_Exercise aim_
Output the full material exactly as it appears here.

====================

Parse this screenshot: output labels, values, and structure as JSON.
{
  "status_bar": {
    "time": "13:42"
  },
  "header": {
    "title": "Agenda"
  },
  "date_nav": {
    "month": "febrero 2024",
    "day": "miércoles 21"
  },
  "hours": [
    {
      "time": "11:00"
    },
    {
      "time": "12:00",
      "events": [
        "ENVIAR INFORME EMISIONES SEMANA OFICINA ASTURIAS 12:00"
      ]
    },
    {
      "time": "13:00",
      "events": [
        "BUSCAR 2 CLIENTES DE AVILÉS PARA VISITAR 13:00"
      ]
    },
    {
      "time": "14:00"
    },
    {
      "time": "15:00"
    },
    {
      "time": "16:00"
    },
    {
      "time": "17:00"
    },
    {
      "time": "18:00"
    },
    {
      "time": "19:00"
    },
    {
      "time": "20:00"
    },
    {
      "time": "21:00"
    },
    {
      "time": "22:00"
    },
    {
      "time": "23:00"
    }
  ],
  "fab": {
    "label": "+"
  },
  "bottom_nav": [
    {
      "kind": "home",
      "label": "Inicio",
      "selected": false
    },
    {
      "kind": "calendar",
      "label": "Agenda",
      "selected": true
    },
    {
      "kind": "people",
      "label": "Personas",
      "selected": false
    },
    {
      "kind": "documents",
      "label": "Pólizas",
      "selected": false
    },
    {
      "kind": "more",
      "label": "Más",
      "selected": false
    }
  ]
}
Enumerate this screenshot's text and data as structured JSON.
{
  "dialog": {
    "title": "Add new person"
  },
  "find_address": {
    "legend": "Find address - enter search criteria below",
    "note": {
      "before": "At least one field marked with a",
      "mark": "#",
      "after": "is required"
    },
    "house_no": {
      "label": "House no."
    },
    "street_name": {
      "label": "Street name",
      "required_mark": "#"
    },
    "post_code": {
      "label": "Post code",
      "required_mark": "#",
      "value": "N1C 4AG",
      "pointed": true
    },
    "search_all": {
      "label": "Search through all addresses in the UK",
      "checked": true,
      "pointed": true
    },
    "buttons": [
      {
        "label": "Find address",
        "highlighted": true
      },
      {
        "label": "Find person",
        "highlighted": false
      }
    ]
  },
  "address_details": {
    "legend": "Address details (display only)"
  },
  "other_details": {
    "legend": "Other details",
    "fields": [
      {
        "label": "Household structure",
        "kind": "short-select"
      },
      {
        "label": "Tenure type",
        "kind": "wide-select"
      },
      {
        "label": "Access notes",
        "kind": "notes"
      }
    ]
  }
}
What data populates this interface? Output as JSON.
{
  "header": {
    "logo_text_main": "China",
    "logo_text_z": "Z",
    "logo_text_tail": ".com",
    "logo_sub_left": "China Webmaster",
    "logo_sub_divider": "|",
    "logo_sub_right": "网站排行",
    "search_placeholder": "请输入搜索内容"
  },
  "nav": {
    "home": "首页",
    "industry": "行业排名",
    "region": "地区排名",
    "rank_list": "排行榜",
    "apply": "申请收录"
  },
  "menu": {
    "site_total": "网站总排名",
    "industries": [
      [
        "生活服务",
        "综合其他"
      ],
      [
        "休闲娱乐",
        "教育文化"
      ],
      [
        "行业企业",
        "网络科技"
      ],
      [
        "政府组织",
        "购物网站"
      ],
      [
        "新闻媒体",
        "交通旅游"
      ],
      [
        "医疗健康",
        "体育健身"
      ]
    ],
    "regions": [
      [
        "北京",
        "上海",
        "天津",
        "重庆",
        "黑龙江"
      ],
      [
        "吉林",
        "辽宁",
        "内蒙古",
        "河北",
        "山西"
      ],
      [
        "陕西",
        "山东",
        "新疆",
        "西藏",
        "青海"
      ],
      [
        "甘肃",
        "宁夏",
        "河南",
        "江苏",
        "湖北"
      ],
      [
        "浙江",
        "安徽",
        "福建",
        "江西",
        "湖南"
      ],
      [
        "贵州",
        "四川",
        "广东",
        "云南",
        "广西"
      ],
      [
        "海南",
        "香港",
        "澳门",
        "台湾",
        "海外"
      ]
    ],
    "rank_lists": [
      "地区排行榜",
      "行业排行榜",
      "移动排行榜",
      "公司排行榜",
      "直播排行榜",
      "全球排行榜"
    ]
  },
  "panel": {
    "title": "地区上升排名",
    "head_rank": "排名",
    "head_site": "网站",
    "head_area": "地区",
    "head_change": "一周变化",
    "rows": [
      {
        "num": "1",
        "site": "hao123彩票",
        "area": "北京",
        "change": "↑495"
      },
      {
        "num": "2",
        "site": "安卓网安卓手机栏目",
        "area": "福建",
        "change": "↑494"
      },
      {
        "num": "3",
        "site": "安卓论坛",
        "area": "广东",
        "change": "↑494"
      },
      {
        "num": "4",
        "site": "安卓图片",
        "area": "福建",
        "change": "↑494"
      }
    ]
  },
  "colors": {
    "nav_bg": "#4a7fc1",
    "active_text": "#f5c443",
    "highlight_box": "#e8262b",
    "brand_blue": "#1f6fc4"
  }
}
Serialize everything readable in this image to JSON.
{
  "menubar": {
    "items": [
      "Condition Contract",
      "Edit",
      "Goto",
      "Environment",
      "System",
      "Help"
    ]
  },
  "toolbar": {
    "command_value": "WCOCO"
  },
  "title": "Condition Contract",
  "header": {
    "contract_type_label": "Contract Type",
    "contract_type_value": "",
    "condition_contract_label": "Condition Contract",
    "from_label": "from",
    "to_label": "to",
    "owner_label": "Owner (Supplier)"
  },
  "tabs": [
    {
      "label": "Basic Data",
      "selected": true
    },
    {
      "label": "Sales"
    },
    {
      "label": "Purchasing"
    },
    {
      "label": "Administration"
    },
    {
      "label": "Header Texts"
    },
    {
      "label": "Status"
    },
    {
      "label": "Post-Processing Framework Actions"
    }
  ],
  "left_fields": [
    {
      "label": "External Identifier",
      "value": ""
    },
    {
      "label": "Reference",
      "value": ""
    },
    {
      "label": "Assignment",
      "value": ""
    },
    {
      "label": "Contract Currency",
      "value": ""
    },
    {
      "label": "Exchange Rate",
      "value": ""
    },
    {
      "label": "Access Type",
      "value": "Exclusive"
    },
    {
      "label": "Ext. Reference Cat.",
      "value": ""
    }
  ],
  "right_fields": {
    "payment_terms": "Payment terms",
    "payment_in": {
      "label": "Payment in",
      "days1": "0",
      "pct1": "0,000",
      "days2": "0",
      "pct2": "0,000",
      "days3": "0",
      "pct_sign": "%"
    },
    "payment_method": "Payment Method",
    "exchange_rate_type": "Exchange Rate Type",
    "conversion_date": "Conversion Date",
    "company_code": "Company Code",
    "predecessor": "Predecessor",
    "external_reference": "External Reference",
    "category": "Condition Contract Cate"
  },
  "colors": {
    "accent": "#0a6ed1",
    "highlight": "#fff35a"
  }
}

====================

_Answer to this exercise_
Parse this screenshot: output labels, values, and structure as JSON.
{
  "status_bar": {
    "time": "13:42"
  },
  "header": {
    "title": "Agenda"
  },
  "date_nav": {
    "month": "febrero 2024",
    "day": "miércoles 21"
  },
  "hours": [
    {
      "time": "11:00"
    },
    {
      "time": "12:00",
      "events": [
        "ENVIAR INFORME EMISIONES SEMANA OFICINA ASTURIAS 12:00"
      ]
    },
    {
      "time": "13:00",
      "events": [
        "BUSCAR 2 CLIENTES DE AVILÉS PARA VISITAR 13:00"
      ]
    },
    {
      "time": "14:00"
    },
    {
      "time": "15:00"
    },
    {
      "time": "16:00"
    },
    {
      "time": "17:00"
    },
    {
      "time": "18:00"
    },
    {
      "time": "19:00"
    },
    {
      "time": "20:00"
    },
    {
      "time": "21:00"
    },
    {
      "time": "22:00"
    },
    {
      "time": "23:00"
    }
  ],
  "fab": {
    "label": "+"
  },
  "bottom_nav": [
    {
      "kind": "home",
      "label": "Inicio",
      "selected": false
    },
    {
      "kind": "calendar",
      "label": "Agenda",
      "selected": true
    },
    {
      "kind": "people",
      "label": "Personas",
      "selected": false
    },
    {
      "kind": "documents",
      "label": "Pólizas",
      "selected": false
    },
    {
      "kind": "more",
      "label": "Más",
      "selected": false
    }
  ]
}
Enumerate this screenshot's text and data as structured JSON.
{
  "dialog": {
    "title": "Add new person"
  },
  "find_address": {
    "legend": "Find address - enter search criteria below",
    "note": {
      "before": "At least one field marked with a",
      "mark": "#",
      "after": "is required"
    },
    "house_no": {
      "label": "House no."
    },
    "street_name": {
      "label": "Street name",
      "required_mark": "#"
    },
    "post_code": {
      "label": "Post code",
      "required_mark": "#",
      "value": "N1C 4AG",
      "pointed": true
    },
    "search_all": {
      "label": "Search through all addresses in the UK",
      "checked": true,
      "pointed": true
    },
    "buttons": [
      {
        "label": "Find address",
        "highlighted": true
      },
      {
        "label": "Find person",
        "highlighted": false
      }
    ]
  },
  "address_details": {
    "legend": "Address details (display only)"
  },
  "other_details": {
    "legend": "Other details",
    "fields": [
      {
        "label": "Household structure",
        "kind": "short-select"
      },
      {
        "label": "Tenure type",
        "kind": "wide-select"
      },
      {
        "label": "Access notes",
        "kind": "notes"
      }
    ]
  }
}
What data populates this interface? Output as JSON.
{
  "header": {
    "logo_text_main": "China",
    "logo_text_z": "Z",
    "logo_text_tail": ".com",
    "logo_sub_left": "China Webmaster",
    "logo_sub_divider": "|",
    "logo_sub_right": "网站排行",
    "search_placeholder": "请输入搜索内容"
  },
  "nav": {
    "home": "首页",
    "industry": "行业排名",
    "region": "地区排名",
    "rank_list": "排行榜",
    "apply": "申请收录"
  },
  "menu": {
    "site_total": "网站总排名",
    "industries": [
      [
        "生活服务",
        "综合其他"
      ],
      [
        "休闲娱乐",
        "教育文化"
      ],
      [
        "行业企业",
        "网络科技"
      ],
      [
        "政府组织",
        "购物网站"
      ],
      [
        "新闻媒体",
        "交通旅游"
      ],
      [
        "医疗健康",
        "体育健身"
      ]
    ],
    "regions": [
      [
        "北京",
        "上海",
        "天津",
        "重庆",
        "黑龙江"
      ],
      [
        "吉林",
        "辽宁",
        "内蒙古",
        "河北",
        "山西"
      ],
      [
        "陕西",
        "山东",
        "新疆",
        "西藏",
        "青海"
      ],
      [
        "甘肃",
        "宁夏",
        "河南",
        "江苏",
        "湖北"
      ],
      [
        "浙江",
        "安徽",
        "福建",
        "江西",
        "湖南"
      ],
      [
        "贵州",
        "四川",
        "广东",
        "云南",
        "广西"
      ],
      [
        "海南",
        "香港",
        "澳门",
        "台湾",
        "海外"
      ]
    ],
    "rank_lists": [
      "地区排行榜",
      "行业排行榜",
      "移动排行榜",
      "公司排行榜",
      "直播排行榜",
      "全球排行榜"
    ]
  },
  "panel": {
    "title": "地区上升排名",
    "head_rank": "排名",
    "head_site": "网站",
    "head_area": "地区",
    "head_change": "一周变化",
    "rows": [
      {
        "num": "1",
        "site": "hao123彩票",
        "area": "北京",
        "change": "↑495"
      },
      {
        "num": "2",
        "site": "安卓网安卓手机栏目",
        "area": "福建",
        "change": "↑494"
      },
      {
        "num": "3",
        "site": "安卓论坛",
        "area": "广东",
        "change": "↑494"
      },
      {
        "num": "4",
        "site": "安卓图片",
        "area": "福建",
        "change": "↑494"
      }
    ]
  },
  "colors": {
    "nav_bg": "#4a7fc1",
    "active_text": "#f5c443",
    "highlight_box": "#e8262b",
    "brand_blue": "#1f6fc4"
  }
}
Serialize everything readable in this image to JSON.
{
  "menubar": {
    "items": [
      "Condition Contract",
      "Edit",
      "Goto",
      "Environment",
      "System",
      "Help"
    ]
  },
  "toolbar": {
    "command_value": "WCOCO"
  },
  "title": "Condition Contract",
  "header": {
    "contract_type_label": "Contract Type",
    "contract_type_value": "",
    "condition_contract_label": "Condition Contract",
    "from_label": "from",
    "to_label": "to",
    "owner_label": "Owner (Supplier)"
  },
  "tabs": [
    {
      "label": "Basic Data",
      "selected": true
    },
    {
      "label": "Sales"
    },
    {
      "label": "Purchasing"
    },
    {
      "label": "Administration"
    },
    {
      "label": "Header Texts"
    },
    {
      "label": "Status"
    },
    {
      "label": "Post-Processing Framework Actions"
    }
  ],
  "left_fields": [
    {
      "label": "External Identifier",
      "value": ""
    },
    {
      "label": "Reference",
      "value": ""
    },
    {
      "label": "Assignment",
      "value": ""
    },
    {
      "label": "Contract Currency",
      "value": ""
    },
    {
      "label": "Exchange Rate",
      "value": ""
    },
    {
      "label": "Access Type",
      "value": "Exclusive"
    },
    {
      "label": "Ext. Reference Cat.",
      "value": ""
    }
  ],
  "right_fields": {
    "payment_terms": "Payment terms",
    "payment_in": {
      "label": "Payment in",
      "days1": "0",
      "pct1": "0,000",
      "days2": "0",
      "pct2": "0,000",
      "days3": "0",
      "pct_sign": "%"
    },
    "payment_method": "Payment Method",
    "exchange_rate_type": "Exchange Rate Type",
    "conversion_date": "Conversion Date",
    "company_code": "Company Code",
    "predecessor": "Predecessor",
    "external_reference": "External Reference",
    "category": "Condition Contract Cate"
  },
  "colors": {
    "accent": "#0a6ed1",
    "highlight": "#fff35a"
  }
}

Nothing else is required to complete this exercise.